**Prompt:** All lines in the data bearing the string "entrée" should be identified and copied.

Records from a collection
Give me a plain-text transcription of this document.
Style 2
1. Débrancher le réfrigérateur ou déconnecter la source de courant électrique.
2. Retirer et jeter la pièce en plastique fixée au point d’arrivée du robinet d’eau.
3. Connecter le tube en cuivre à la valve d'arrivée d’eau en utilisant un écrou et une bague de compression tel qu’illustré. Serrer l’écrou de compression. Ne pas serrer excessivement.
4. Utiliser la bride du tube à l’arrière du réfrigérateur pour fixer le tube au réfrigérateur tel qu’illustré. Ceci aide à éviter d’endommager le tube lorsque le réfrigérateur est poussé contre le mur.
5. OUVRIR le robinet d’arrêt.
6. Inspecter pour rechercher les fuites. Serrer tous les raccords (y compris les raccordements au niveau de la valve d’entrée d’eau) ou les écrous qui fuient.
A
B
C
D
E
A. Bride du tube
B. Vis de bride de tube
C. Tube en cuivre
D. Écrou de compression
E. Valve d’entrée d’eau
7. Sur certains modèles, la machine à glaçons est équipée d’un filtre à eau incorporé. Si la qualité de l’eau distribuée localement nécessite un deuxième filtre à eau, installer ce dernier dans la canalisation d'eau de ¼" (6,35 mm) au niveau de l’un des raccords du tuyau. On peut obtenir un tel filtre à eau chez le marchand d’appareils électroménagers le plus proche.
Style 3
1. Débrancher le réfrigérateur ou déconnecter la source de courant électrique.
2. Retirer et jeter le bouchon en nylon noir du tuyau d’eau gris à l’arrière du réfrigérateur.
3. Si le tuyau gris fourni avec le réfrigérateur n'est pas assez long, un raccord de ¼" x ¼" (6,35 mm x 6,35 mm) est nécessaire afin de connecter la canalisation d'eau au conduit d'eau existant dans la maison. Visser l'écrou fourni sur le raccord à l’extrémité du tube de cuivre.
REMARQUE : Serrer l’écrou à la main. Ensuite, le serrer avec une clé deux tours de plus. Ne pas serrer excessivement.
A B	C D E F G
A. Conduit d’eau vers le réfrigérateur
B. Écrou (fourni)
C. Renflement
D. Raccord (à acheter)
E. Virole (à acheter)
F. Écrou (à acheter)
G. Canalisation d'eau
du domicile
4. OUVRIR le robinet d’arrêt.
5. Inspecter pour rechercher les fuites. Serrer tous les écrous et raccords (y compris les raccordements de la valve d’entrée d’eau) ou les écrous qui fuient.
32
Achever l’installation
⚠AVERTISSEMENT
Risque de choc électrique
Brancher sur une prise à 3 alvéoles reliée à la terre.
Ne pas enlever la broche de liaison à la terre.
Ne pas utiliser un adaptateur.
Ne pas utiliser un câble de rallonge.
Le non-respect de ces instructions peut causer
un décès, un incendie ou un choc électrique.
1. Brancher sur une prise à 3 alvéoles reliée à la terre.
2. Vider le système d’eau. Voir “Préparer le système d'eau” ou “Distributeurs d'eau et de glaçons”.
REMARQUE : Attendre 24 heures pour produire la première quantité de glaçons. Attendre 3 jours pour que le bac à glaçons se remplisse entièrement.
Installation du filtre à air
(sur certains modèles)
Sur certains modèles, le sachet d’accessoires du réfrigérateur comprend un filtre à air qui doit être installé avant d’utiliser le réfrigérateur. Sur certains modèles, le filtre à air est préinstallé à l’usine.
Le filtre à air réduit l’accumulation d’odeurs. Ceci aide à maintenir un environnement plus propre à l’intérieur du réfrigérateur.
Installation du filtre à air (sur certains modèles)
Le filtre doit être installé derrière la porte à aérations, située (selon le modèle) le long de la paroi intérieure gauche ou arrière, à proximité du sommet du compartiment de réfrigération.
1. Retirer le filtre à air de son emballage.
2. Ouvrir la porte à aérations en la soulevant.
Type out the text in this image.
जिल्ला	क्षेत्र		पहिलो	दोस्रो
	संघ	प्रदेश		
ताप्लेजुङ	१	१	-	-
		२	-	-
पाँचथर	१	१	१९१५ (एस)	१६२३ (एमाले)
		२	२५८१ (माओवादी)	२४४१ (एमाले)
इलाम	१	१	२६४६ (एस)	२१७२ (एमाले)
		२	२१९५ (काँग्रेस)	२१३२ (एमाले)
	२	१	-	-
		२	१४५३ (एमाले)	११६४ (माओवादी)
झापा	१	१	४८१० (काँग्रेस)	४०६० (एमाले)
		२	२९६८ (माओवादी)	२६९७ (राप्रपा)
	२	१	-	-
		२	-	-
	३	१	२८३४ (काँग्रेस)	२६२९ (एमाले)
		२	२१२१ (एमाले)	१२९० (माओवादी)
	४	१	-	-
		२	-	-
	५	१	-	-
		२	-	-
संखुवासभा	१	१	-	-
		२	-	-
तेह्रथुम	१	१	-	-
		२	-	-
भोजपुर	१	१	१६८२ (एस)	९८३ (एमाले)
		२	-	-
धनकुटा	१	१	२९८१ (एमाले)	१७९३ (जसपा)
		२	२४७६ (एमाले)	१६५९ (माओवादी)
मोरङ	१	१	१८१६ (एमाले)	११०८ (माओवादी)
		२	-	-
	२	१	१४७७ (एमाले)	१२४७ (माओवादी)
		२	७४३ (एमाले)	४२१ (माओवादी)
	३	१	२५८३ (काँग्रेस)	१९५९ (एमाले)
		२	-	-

**Response to this exercise:**
6. Inspecter pour rechercher les fuites. Serrer tous les raccords (y compris les raccordements au niveau de la valve d’entrée d’eau) ou les écrous qui fuient.
E. Valve d’entrée d’eau
5. Inspecter pour rechercher les fuites. Serrer tous les écrous et raccords (y compris les raccordements de la valve d’entrée d’eau) ou les écrous qui fuient.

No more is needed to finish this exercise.